*** SOURCE MATERIAL ***

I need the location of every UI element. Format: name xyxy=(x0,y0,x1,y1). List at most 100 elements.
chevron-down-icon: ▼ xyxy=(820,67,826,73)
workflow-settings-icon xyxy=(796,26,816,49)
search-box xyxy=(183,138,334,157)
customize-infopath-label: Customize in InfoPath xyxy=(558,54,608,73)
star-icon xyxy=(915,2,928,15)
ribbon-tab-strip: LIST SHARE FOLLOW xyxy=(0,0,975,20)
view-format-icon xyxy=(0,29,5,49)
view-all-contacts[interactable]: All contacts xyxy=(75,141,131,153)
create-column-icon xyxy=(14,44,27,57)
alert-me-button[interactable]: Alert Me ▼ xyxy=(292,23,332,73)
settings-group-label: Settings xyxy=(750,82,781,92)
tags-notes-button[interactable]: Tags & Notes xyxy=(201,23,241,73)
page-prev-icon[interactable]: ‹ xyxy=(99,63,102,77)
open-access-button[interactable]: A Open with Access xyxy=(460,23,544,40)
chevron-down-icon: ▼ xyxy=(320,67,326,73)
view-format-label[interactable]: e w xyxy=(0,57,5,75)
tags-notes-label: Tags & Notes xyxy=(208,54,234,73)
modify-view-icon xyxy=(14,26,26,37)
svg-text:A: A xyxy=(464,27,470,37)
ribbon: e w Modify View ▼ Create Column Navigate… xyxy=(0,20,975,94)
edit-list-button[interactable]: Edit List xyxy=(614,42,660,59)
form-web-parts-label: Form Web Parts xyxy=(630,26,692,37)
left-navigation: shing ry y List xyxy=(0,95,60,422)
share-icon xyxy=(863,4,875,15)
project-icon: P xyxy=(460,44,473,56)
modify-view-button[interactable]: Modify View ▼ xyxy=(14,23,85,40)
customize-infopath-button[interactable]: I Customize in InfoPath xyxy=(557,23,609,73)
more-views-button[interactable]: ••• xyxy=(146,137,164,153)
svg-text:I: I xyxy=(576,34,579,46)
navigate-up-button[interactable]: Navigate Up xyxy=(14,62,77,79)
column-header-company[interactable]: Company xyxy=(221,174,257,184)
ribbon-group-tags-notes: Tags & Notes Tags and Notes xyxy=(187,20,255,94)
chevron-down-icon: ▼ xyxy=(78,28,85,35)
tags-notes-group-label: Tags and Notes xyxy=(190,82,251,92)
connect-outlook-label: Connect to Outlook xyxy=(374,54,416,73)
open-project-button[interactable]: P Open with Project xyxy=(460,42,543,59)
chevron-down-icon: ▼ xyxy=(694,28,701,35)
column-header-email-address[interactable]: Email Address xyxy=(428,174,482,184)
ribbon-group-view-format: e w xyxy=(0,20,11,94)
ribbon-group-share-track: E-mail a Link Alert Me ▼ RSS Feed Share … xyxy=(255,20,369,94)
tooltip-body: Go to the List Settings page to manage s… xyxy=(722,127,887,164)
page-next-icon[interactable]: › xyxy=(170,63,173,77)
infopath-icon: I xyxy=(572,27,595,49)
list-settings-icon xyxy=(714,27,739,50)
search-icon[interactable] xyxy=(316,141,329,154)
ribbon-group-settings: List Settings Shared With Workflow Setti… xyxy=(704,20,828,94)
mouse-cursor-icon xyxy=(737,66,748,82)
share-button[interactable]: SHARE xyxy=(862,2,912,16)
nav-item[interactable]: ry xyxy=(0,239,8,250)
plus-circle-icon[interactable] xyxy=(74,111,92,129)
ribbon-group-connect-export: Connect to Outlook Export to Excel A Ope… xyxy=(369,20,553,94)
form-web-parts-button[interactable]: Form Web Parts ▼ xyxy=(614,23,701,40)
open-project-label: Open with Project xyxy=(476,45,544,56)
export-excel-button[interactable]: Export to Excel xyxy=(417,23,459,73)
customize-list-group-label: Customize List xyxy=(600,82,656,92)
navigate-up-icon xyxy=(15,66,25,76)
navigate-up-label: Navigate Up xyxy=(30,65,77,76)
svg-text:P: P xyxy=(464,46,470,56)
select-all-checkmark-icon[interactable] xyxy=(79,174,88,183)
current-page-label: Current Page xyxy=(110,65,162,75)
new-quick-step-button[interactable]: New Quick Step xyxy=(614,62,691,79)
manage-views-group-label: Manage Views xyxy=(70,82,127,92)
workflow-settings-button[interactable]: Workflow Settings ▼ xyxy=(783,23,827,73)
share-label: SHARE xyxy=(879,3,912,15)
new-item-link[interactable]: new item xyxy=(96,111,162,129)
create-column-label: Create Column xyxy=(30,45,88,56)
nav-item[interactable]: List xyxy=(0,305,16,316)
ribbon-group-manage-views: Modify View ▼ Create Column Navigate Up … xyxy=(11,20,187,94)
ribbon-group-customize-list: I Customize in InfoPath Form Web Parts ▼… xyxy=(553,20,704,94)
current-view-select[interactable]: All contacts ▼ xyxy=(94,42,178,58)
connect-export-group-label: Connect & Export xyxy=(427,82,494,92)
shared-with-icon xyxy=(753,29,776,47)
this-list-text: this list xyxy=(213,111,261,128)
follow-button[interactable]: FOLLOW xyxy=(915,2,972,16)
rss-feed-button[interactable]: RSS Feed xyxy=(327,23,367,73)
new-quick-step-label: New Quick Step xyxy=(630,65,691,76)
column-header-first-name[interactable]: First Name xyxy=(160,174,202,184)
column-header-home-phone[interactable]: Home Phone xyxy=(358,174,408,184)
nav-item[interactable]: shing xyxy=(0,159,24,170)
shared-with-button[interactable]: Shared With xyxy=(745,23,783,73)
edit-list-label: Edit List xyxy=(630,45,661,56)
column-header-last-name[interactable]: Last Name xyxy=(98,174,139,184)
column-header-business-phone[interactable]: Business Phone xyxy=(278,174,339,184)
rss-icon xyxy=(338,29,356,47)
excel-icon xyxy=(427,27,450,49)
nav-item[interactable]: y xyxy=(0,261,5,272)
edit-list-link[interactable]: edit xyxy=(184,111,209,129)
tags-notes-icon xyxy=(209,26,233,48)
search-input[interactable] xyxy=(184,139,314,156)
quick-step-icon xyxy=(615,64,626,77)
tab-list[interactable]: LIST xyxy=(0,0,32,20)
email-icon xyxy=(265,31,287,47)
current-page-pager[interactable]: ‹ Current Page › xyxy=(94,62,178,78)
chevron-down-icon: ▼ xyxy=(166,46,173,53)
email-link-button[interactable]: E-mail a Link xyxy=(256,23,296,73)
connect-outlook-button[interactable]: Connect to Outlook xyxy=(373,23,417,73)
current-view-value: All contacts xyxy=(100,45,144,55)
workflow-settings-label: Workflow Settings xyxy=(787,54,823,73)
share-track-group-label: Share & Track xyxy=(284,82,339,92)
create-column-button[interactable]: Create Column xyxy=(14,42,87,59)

***

### THE EXERCISE
Please copy all of the records above word for word, leaving every line unchanged.

### COMPLETE OUTPUT
I need the location of every UI element. Format: name xyxy=(x0,y0,x1,y1). List at most 100 elements.
chevron-down-icon: ▼ xyxy=(820,67,826,73)
workflow-settings-icon xyxy=(796,26,816,49)
search-box xyxy=(183,138,334,157)
customize-infopath-label: Customize in InfoPath xyxy=(558,54,608,73)
star-icon xyxy=(915,2,928,15)
ribbon-tab-strip: LIST SHARE FOLLOW xyxy=(0,0,975,20)
view-format-icon xyxy=(0,29,5,49)
view-all-contacts[interactable]: All contacts xyxy=(75,141,131,153)
create-column-icon xyxy=(14,44,27,57)
alert-me-button[interactable]: Alert Me ▼ xyxy=(292,23,332,73)
settings-group-label: Settings xyxy=(750,82,781,92)
tags-notes-button[interactable]: Tags & Notes xyxy=(201,23,241,73)
page-prev-icon[interactable]: ‹ xyxy=(99,63,102,77)
open-access-button[interactable]: A Open with Access xyxy=(460,23,544,40)
chevron-down-icon: ▼ xyxy=(320,67,326,73)
view-format-label[interactable]: e w xyxy=(0,57,5,75)
tags-notes-label: Tags & Notes xyxy=(208,54,234,73)
modify-view-icon xyxy=(14,26,26,37)
svg-text:A: A xyxy=(464,27,470,37)
ribbon: e w Modify View ▼ Create Column Navigate… xyxy=(0,20,975,94)
edit-list-button[interactable]: Edit List xyxy=(614,42,660,59)
form-web-parts-label: Form Web Parts xyxy=(630,26,692,37)
left-navigation: shing ry y List xyxy=(0,95,60,422)
share-icon xyxy=(863,4,875,15)
project-icon: P xyxy=(460,44,473,56)
modify-view-button[interactable]: Modify View ▼ xyxy=(14,23,85,40)
customize-infopath-button[interactable]: I Customize in InfoPath xyxy=(557,23,609,73)
more-views-button[interactable]: ••• xyxy=(146,137,164,153)
svg-text:I: I xyxy=(576,34,579,46)
navigate-up-button[interactable]: Navigate Up xyxy=(14,62,77,79)
column-header-company[interactable]: Company xyxy=(221,174,257,184)
ribbon-group-tags-notes: Tags & Notes Tags and Notes xyxy=(187,20,255,94)
chevron-down-icon: ▼ xyxy=(78,28,85,35)
tags-notes-group-label: Tags and Notes xyxy=(190,82,251,92)
connect-outlook-label: Connect to Outlook xyxy=(374,54,416,73)
open-project-button[interactable]: P Open with Project xyxy=(460,42,543,59)
chevron-down-icon: ▼ xyxy=(694,28,701,35)
column-header-email-address[interactable]: Email Address xyxy=(428,174,482,184)
ribbon-group-view-format: e w xyxy=(0,20,11,94)
ribbon-group-share-track: E-mail a Link Alert Me ▼ RSS Feed Share … xyxy=(255,20,369,94)
tooltip-body: Go to the List Settings page to manage s… xyxy=(722,127,887,164)
page-next-icon[interactable]: › xyxy=(170,63,173,77)
infopath-icon: I xyxy=(572,27,595,49)
list-settings-icon xyxy=(714,27,739,50)
search-icon[interactable] xyxy=(316,141,329,154)
ribbon-group-settings: List Settings Shared With Workflow Setti… xyxy=(704,20,828,94)
mouse-cursor-icon xyxy=(737,66,748,82)
share-button[interactable]: SHARE xyxy=(862,2,912,16)
nav-item[interactable]: ry xyxy=(0,239,8,250)
plus-circle-icon[interactable] xyxy=(74,111,92,129)
ribbon-group-connect-export: Connect to Outlook Export to Excel A Ope… xyxy=(369,20,553,94)
form-web-parts-button[interactable]: Form Web Parts ▼ xyxy=(614,23,701,40)
open-project-label: Open with Project xyxy=(476,45,544,56)
export-excel-button[interactable]: Export to Excel xyxy=(417,23,459,73)
customize-list-group-label: Customize List xyxy=(600,82,656,92)
navigate-up-icon xyxy=(15,66,25,76)
navigate-up-label: Navigate Up xyxy=(30,65,77,76)
svg-text:P: P xyxy=(464,46,470,56)
select-all-checkmark-icon[interactable] xyxy=(79,174,88,183)
current-page-label: Current Page xyxy=(110,65,162,75)
new-quick-step-button[interactable]: New Quick Step xyxy=(614,62,691,79)
manage-views-group-label: Manage Views xyxy=(70,82,127,92)
workflow-settings-button[interactable]: Workflow Settings ▼ xyxy=(783,23,827,73)
share-label: SHARE xyxy=(879,3,912,15)
new-item-link[interactable]: new item xyxy=(96,111,162,129)
create-column-label: Create Column xyxy=(30,45,88,56)
nav-item[interactable]: List xyxy=(0,305,16,316)
ribbon-group-manage-views: Modify View ▼ Create Column Navigate Up … xyxy=(11,20,187,94)
ribbon-group-customize-list: I Customize in InfoPath Form Web Parts ▼… xyxy=(553,20,704,94)
current-view-select[interactable]: All contacts ▼ xyxy=(94,42,178,58)
connect-export-group-label: Connect & Export xyxy=(427,82,494,92)
shared-with-icon xyxy=(753,29,776,47)
this-list-text: this list xyxy=(213,111,261,128)
follow-button[interactable]: FOLLOW xyxy=(915,2,972,16)
rss-feed-button[interactable]: RSS Feed xyxy=(327,23,367,73)
new-quick-step-label: New Quick Step xyxy=(630,65,691,76)
column-header-first-name[interactable]: First Name xyxy=(160,174,202,184)
column-header-home-phone[interactable]: Home Phone xyxy=(358,174,408,184)
nav-item[interactable]: shing xyxy=(0,159,24,170)
shared-with-button[interactable]: Shared With xyxy=(745,23,783,73)
edit-list-label: Edit List xyxy=(630,45,661,56)
column-header-last-name[interactable]: Last Name xyxy=(98,174,139,184)
column-header-business-phone[interactable]: Business Phone xyxy=(278,174,339,184)
rss-icon xyxy=(338,29,356,47)
excel-icon xyxy=(427,27,450,49)
nav-item[interactable]: y xyxy=(0,261,5,272)
edit-list-link[interactable]: edit xyxy=(184,111,209,129)
tags-notes-icon xyxy=(209,26,233,48)
search-input[interactable] xyxy=(184,139,314,156)
quick-step-icon xyxy=(615,64,626,77)
tab-list[interactable]: LIST xyxy=(0,0,32,20)
email-icon xyxy=(265,31,287,47)
current-page-pager[interactable]: ‹ Current Page › xyxy=(94,62,178,78)
chevron-down-icon: ▼ xyxy=(166,46,173,53)
email-link-button[interactable]: E-mail a Link xyxy=(256,23,296,73)
connect-outlook-button[interactable]: Connect to Outlook xyxy=(373,23,417,73)
current-view-value: All contacts xyxy=(100,45,144,55)
workflow-settings-label: Workflow Settings xyxy=(787,54,823,73)
share-track-group-label: Share & Track xyxy=(284,82,339,92)
create-column-button[interactable]: Create Column xyxy=(14,42,87,59)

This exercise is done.